(Records about charts and figures)

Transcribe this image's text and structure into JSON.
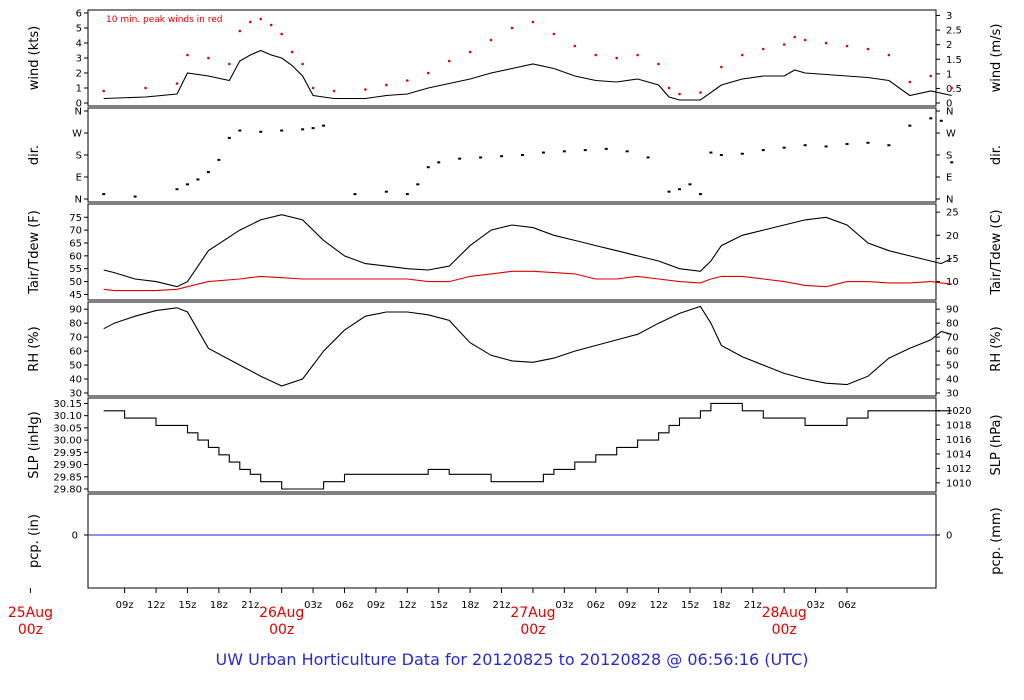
{
  "footer": "UW Urban Horticulture Data for 20120825  to  20120828 @ 06:56:16  (UTC)",
  "colors": {
    "footer": "#2a2acc",
    "date": "#e00000",
    "peak": "#e00000",
    "dew": "#e00000",
    "pcp": "#2222cc",
    "line": "#000000"
  },
  "chart_data": [
    {
      "type": "line",
      "panel": "wind",
      "ylabel": "wind (kts)",
      "ylabel_right": "wind (m/s)",
      "annotation": "10 min. peak winds in red",
      "ylim": [
        0,
        6
      ],
      "yticks": [
        "0",
        "1",
        "2",
        "3",
        "4",
        "5",
        "6"
      ],
      "yticks_right": [
        "0",
        "0.5",
        "1",
        "1.5",
        "2",
        "2.5",
        "3"
      ],
      "x_hours": [
        7,
        11,
        14,
        15,
        17,
        19,
        20,
        21,
        22,
        23,
        24,
        25,
        26,
        27,
        29,
        32,
        34,
        36,
        38,
        40,
        42,
        44,
        46,
        48,
        50,
        52,
        54,
        56,
        58,
        60,
        61,
        62,
        64,
        66,
        68,
        70,
        72,
        73,
        74,
        76,
        78,
        80,
        82,
        84,
        86,
        88
      ],
      "series": [
        {
          "name": "wind",
          "values": [
            0.3,
            0.4,
            0.6,
            2.0,
            1.8,
            1.5,
            2.8,
            3.2,
            3.5,
            3.2,
            3.0,
            2.5,
            1.8,
            0.5,
            0.3,
            0.3,
            0.5,
            0.6,
            1.0,
            1.3,
            1.6,
            2.0,
            2.3,
            2.6,
            2.3,
            1.8,
            1.5,
            1.4,
            1.6,
            1.2,
            0.4,
            0.2,
            0.2,
            1.2,
            1.6,
            1.8,
            1.8,
            2.2,
            2.0,
            1.9,
            1.8,
            1.7,
            1.5,
            0.5,
            0.8,
            0.5
          ]
        },
        {
          "name": "10 min. peak winds",
          "values": [
            0.8,
            1.0,
            1.3,
            3.2,
            3.0,
            2.6,
            4.8,
            5.4,
            5.6,
            5.2,
            4.6,
            3.4,
            2.6,
            1.0,
            0.8,
            0.9,
            1.2,
            1.5,
            2.0,
            2.8,
            3.4,
            4.2,
            5.0,
            5.4,
            4.6,
            3.8,
            3.2,
            3.0,
            3.2,
            2.6,
            1.0,
            0.6,
            0.7,
            2.4,
            3.2,
            3.6,
            3.9,
            4.4,
            4.2,
            4.0,
            3.8,
            3.6,
            3.2,
            1.4,
            1.8,
            1.0
          ]
        }
      ]
    },
    {
      "type": "scatter",
      "panel": "dir",
      "ylabel": "dir.",
      "ylabel_right": "dir.",
      "yticks": [
        "N",
        "E",
        "S",
        "W",
        "N"
      ],
      "yticks_right": [
        "N",
        "E",
        "S",
        "W",
        "N"
      ],
      "x_hours": [
        7,
        10,
        14,
        15,
        16,
        17,
        18,
        19,
        20,
        22,
        24,
        26,
        27,
        28,
        31,
        34,
        36,
        37,
        38,
        39,
        41,
        43,
        45,
        47,
        49,
        51,
        53,
        55,
        57,
        59,
        61,
        62,
        63,
        64,
        65,
        66,
        68,
        70,
        72,
        74,
        76,
        78,
        80,
        82,
        84,
        86,
        87,
        88
      ],
      "series": [
        {
          "name": "direction (deg)",
          "values": [
            20,
            10,
            40,
            60,
            80,
            110,
            160,
            250,
            280,
            275,
            280,
            285,
            290,
            300,
            20,
            30,
            20,
            60,
            130,
            150,
            165,
            170,
            175,
            180,
            190,
            195,
            200,
            205,
            195,
            170,
            30,
            40,
            60,
            20,
            190,
            180,
            185,
            200,
            210,
            220,
            215,
            225,
            230,
            220,
            300,
            330,
            320,
            150
          ]
        }
      ]
    },
    {
      "type": "line",
      "panel": "temperature",
      "ylabel": "Tair/Tdew (F)",
      "ylabel_right": "Tair/Tdew (C)",
      "ylim": [
        44,
        79
      ],
      "yticks": [
        "45",
        "50",
        "55",
        "60",
        "65",
        "70",
        "75"
      ],
      "yticks_right": [
        "10",
        "15",
        "20",
        "25"
      ],
      "x_hours": [
        7,
        8,
        10,
        12,
        14,
        15,
        17,
        20,
        22,
        24,
        26,
        28,
        30,
        32,
        34,
        36,
        38,
        40,
        42,
        44,
        46,
        48,
        50,
        52,
        54,
        56,
        58,
        60,
        62,
        64,
        65,
        66,
        68,
        70,
        72,
        74,
        76,
        78,
        80,
        82,
        84,
        86,
        87,
        88
      ],
      "series": [
        {
          "name": "Tair",
          "values": [
            54.5,
            53.5,
            51,
            50,
            48,
            50,
            62,
            70,
            74,
            76,
            74,
            66,
            60,
            57,
            56,
            55,
            54.5,
            56,
            64,
            70,
            72,
            71,
            68,
            66,
            64,
            62,
            60,
            58,
            55,
            54,
            58,
            64,
            68,
            70,
            72,
            74,
            75,
            72,
            65,
            62,
            60,
            58,
            57,
            59
          ]
        },
        {
          "name": "Tdew",
          "values": [
            47,
            46.5,
            46.5,
            46.5,
            47,
            48,
            50,
            51,
            52,
            51.5,
            51,
            51,
            51,
            51,
            51,
            51,
            50,
            50,
            52,
            53,
            54,
            54,
            53.5,
            53,
            51,
            51,
            52,
            51,
            50,
            49.5,
            51,
            52,
            52,
            51,
            50,
            48.5,
            48,
            50,
            50,
            49.5,
            49.5,
            50,
            49.5,
            49
          ]
        }
      ]
    },
    {
      "type": "line",
      "panel": "humidity",
      "ylabel": "RH (%)",
      "ylabel_right": "RH (%)",
      "ylim": [
        30,
        93
      ],
      "yticks": [
        "30",
        "40",
        "50",
        "60",
        "70",
        "80",
        "90"
      ],
      "yticks_right": [
        "30",
        "40",
        "50",
        "60",
        "70",
        "80",
        "90"
      ],
      "x_hours": [
        7,
        8,
        10,
        12,
        14,
        15,
        17,
        20,
        22,
        24,
        26,
        28,
        30,
        32,
        34,
        36,
        38,
        40,
        42,
        44,
        46,
        48,
        50,
        52,
        54,
        56,
        58,
        60,
        62,
        64,
        65,
        66,
        68,
        70,
        72,
        74,
        76,
        78,
        80,
        82,
        84,
        86,
        87,
        88
      ],
      "series": [
        {
          "name": "RH",
          "values": [
            76,
            80,
            85,
            89,
            91,
            88,
            62,
            50,
            42,
            35,
            40,
            60,
            75,
            85,
            88,
            88,
            86,
            82,
            66,
            57,
            53,
            52,
            55,
            60,
            64,
            68,
            72,
            80,
            87,
            92,
            80,
            64,
            56,
            50,
            44,
            40,
            37,
            36,
            42,
            55,
            62,
            68,
            74,
            72
          ]
        }
      ]
    },
    {
      "type": "line",
      "panel": "pressure",
      "ylabel": "SLP (inHg)",
      "ylabel_right": "SLP (hPa)",
      "ylim": [
        29.8,
        30.16
      ],
      "yticks": [
        "29.80",
        "29.85",
        "29.90",
        "29.95",
        "30.00",
        "30.05",
        "30.10",
        "30.15"
      ],
      "yticks_right": [
        "1010",
        "1012",
        "1014",
        "1016",
        "1018",
        "1020"
      ],
      "x_hours": [
        7,
        8,
        9,
        12,
        14,
        15,
        16,
        17,
        18,
        19,
        20,
        21,
        22,
        24,
        26,
        28,
        30,
        34,
        36,
        38,
        40,
        42,
        44,
        48,
        49,
        50,
        52,
        54,
        56,
        58,
        60,
        61,
        62,
        64,
        65,
        68,
        70,
        72,
        74,
        76,
        78,
        80,
        82,
        84,
        86,
        88
      ],
      "series": [
        {
          "name": "SLP",
          "values": [
            30.12,
            30.12,
            30.09,
            30.06,
            30.06,
            30.03,
            30.0,
            29.97,
            29.94,
            29.91,
            29.88,
            29.86,
            29.83,
            29.8,
            29.8,
            29.83,
            29.86,
            29.86,
            29.86,
            29.88,
            29.86,
            29.86,
            29.83,
            29.83,
            29.86,
            29.88,
            29.91,
            29.94,
            29.97,
            30.0,
            30.03,
            30.06,
            30.09,
            30.12,
            30.15,
            30.12,
            30.09,
            30.09,
            30.06,
            30.06,
            30.09,
            30.12,
            30.12,
            30.12,
            30.12,
            30.12
          ]
        }
      ]
    },
    {
      "type": "line",
      "panel": "precipitation",
      "ylabel": "pcp. (in)",
      "ylabel_right": "pcp. (mm)",
      "yticks": [
        "0"
      ],
      "yticks_right": [
        "0"
      ],
      "series": [
        {
          "name": "pcp",
          "values": [
            0,
            0
          ]
        }
      ]
    }
  ],
  "x_axis": {
    "tick_labels": [
      "09z",
      "12z",
      "15z",
      "18z",
      "21z",
      "03z",
      "06z",
      "09z",
      "12z",
      "15z",
      "18z",
      "21z",
      "03z",
      "06z",
      "09z",
      "12z",
      "15z",
      "18z",
      "21z",
      "03z",
      "06z"
    ],
    "tick_hours": [
      9,
      12,
      15,
      18,
      21,
      27,
      30,
      33,
      36,
      39,
      42,
      45,
      51,
      54,
      57,
      60,
      63,
      66,
      69,
      75,
      78
    ],
    "date_labels": [
      {
        "day": "25Aug",
        "hour": "00z",
        "at": 0
      },
      {
        "day": "26Aug",
        "hour": "00z",
        "at": 24
      },
      {
        "day": "27Aug",
        "hour": "00z",
        "at": 48
      },
      {
        "day": "28Aug",
        "hour": "00z",
        "at": 72
      }
    ]
  }
}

What needs to be done: From the data above, copy each line that has the string "Tdew".

Full output:
      "ylabel": "Tair/Tdew (F)",
      "ylabel_right": "Tair/Tdew (C)",
          "name": "Tdew",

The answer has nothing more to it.